EXERCISE GOAL → Could you pull out, word for word, every line of the records from the very first one through the line that contains "chevron-down-icon[interactable]: ⌄ xyxy=(526,12,537,28)", including both ends?

============

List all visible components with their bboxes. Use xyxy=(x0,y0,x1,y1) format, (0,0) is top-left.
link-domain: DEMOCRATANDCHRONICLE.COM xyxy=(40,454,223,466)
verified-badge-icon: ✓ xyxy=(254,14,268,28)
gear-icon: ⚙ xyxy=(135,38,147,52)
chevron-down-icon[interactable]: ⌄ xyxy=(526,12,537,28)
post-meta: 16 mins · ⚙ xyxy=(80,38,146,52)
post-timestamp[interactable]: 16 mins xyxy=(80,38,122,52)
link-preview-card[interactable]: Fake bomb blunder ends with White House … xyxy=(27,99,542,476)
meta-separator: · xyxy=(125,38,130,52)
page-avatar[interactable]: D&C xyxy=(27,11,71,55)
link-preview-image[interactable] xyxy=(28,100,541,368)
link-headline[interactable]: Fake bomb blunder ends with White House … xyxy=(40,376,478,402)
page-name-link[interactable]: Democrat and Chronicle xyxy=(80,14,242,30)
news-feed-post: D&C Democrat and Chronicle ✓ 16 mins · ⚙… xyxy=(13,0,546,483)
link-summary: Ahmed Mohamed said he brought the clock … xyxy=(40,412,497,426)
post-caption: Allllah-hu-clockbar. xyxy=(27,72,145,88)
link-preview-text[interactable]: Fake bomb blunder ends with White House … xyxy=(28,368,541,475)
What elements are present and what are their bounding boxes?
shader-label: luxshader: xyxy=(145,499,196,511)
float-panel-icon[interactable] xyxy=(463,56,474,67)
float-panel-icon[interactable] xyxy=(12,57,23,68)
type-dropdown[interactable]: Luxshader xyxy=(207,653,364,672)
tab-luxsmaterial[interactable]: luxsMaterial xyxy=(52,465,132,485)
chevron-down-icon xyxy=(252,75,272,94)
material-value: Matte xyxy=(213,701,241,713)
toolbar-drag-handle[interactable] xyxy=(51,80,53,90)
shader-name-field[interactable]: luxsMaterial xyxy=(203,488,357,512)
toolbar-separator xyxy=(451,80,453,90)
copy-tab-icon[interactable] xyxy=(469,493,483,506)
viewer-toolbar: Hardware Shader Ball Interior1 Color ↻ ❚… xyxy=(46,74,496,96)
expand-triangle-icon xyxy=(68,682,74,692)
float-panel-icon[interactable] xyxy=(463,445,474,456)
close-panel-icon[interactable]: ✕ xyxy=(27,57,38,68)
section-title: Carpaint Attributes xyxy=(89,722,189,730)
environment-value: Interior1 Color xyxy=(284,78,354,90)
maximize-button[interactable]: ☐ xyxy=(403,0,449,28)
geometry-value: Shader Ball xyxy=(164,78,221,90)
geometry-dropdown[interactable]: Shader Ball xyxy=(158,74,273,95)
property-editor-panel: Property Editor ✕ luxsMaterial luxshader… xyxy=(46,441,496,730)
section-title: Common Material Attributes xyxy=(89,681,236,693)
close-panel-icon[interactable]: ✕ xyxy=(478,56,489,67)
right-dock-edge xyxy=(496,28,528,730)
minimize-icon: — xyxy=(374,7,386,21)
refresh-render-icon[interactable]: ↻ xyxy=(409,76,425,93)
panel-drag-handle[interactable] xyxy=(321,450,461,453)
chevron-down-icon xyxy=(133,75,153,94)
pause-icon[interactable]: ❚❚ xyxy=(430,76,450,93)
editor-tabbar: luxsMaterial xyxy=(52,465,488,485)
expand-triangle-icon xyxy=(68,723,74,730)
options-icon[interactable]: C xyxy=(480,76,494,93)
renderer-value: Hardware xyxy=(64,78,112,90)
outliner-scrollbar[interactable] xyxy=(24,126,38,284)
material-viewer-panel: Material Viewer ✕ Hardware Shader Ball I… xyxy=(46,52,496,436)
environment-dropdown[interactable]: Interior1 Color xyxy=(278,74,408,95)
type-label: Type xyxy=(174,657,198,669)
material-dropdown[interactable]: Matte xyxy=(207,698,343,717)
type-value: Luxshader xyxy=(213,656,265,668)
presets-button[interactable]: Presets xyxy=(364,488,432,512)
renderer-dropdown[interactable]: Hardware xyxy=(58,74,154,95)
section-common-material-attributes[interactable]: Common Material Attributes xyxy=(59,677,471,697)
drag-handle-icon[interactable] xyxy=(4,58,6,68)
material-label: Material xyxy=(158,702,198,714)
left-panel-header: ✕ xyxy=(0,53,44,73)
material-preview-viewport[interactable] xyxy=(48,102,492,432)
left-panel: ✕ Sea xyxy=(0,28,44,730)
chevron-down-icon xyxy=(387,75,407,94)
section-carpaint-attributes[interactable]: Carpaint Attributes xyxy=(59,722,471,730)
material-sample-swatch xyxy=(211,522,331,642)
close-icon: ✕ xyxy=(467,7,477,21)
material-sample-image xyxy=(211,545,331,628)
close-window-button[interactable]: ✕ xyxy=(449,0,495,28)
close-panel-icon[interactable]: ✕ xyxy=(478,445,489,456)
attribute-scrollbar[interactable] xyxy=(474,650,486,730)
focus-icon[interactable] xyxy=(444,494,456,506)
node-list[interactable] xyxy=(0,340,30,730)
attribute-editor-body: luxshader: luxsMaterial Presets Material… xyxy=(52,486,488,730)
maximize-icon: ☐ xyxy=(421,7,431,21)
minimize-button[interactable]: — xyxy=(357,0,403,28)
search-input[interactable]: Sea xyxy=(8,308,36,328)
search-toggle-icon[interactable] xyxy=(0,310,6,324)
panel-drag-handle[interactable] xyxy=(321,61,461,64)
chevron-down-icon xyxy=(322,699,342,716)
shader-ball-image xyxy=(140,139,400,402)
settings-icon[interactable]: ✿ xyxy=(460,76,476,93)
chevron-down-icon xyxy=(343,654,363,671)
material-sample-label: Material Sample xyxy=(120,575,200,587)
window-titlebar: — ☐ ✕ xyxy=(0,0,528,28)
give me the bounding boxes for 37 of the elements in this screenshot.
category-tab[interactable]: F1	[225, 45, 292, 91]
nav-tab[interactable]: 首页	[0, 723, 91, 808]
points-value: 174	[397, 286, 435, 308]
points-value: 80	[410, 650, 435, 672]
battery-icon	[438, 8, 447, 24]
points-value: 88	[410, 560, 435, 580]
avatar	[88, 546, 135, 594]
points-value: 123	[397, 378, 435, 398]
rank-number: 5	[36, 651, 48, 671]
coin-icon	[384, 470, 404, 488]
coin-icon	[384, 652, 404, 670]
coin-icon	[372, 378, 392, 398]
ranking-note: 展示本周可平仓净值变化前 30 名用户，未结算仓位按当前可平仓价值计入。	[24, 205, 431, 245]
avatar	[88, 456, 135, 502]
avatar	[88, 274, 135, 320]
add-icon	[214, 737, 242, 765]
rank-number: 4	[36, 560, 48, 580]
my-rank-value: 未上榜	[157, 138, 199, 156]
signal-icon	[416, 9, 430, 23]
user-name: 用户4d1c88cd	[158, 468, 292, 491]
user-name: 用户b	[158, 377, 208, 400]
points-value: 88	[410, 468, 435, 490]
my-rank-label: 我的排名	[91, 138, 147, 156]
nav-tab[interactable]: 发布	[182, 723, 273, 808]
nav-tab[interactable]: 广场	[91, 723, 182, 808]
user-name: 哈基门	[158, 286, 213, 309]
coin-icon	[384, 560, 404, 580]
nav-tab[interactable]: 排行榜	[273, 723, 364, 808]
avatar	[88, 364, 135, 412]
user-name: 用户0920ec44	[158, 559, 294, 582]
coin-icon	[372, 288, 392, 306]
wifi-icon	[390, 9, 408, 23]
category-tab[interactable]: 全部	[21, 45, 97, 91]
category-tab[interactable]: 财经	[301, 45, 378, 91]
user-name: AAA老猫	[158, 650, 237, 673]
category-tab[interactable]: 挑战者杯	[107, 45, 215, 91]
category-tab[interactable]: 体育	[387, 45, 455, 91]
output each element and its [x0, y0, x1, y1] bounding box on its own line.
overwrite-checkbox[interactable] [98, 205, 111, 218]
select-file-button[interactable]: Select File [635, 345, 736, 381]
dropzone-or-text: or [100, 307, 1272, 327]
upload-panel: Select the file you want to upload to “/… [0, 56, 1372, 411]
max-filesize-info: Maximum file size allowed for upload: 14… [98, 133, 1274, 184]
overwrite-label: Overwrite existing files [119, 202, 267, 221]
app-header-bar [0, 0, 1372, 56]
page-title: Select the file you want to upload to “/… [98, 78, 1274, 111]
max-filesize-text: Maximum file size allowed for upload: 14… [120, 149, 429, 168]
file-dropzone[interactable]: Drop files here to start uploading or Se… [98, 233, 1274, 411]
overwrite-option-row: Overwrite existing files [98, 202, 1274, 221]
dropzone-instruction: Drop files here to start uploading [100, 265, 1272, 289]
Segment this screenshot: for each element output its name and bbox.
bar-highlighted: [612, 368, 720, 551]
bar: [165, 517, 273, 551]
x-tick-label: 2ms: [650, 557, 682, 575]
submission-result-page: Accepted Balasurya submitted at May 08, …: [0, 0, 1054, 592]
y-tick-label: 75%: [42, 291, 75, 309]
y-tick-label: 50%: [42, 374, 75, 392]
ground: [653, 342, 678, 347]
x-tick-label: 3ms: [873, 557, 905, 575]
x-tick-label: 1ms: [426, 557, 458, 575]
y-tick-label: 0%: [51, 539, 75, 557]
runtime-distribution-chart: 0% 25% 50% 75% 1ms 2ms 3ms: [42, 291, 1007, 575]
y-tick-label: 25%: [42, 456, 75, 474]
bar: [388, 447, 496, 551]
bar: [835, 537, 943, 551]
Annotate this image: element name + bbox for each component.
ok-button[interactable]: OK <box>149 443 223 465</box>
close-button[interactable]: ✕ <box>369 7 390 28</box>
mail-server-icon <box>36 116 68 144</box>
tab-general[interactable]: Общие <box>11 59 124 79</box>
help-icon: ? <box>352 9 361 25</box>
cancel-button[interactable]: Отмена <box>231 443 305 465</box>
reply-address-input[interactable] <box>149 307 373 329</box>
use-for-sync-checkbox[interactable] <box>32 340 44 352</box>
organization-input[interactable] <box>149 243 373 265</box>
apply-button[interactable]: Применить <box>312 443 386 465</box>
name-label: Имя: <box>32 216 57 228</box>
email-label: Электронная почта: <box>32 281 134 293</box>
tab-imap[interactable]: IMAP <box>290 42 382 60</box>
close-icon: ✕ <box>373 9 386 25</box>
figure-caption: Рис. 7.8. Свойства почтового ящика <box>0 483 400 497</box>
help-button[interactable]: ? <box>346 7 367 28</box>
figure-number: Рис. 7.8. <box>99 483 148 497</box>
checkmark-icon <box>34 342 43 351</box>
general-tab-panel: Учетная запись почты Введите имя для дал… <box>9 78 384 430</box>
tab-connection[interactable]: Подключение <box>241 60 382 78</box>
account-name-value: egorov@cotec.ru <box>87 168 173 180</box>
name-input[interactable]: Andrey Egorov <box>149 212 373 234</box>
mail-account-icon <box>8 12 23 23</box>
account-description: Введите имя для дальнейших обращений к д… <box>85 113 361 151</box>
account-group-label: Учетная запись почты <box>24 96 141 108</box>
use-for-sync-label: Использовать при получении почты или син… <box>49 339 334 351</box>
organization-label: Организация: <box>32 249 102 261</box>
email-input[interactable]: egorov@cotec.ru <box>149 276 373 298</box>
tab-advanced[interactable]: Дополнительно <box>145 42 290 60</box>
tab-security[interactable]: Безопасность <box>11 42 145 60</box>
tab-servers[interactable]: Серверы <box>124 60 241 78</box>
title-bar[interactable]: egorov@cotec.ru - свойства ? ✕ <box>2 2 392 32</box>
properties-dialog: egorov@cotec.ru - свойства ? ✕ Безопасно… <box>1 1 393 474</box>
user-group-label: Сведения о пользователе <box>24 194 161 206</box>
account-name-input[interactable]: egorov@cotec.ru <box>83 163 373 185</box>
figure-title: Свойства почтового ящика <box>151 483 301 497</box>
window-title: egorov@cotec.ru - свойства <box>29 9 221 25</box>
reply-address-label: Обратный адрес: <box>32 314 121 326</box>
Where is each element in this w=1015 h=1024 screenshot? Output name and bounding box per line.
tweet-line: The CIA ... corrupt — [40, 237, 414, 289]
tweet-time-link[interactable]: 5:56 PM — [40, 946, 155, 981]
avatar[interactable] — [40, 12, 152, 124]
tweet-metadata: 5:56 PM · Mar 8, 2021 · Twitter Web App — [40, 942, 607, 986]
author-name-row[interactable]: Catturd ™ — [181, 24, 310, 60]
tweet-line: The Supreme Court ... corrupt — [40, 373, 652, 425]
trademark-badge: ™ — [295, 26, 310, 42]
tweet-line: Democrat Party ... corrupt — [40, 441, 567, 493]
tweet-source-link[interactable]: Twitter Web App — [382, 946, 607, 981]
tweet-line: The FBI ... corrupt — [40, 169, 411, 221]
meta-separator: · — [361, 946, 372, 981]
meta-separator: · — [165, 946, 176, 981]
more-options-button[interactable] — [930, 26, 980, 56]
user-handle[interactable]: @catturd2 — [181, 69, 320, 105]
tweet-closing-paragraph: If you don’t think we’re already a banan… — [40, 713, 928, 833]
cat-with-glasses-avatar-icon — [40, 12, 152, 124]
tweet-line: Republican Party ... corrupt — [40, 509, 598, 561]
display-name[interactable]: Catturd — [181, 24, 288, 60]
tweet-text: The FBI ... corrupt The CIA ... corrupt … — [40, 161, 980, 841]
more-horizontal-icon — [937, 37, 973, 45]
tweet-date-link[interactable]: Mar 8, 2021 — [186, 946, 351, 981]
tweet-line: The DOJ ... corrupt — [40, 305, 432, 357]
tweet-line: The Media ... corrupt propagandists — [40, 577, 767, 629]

============

EXERCISE RESPONSE →
List all visible components with their bboxes. Use xyxy=(x0,y0,x1,y1) format, (0,0) is top-left.
link-domain: DEMOCRATANDCHRONICLE.COM xyxy=(40,454,223,466)
verified-badge-icon: ✓ xyxy=(254,14,268,28)
gear-icon: ⚙ xyxy=(135,38,147,52)
chevron-down-icon[interactable]: ⌄ xyxy=(526,12,537,28)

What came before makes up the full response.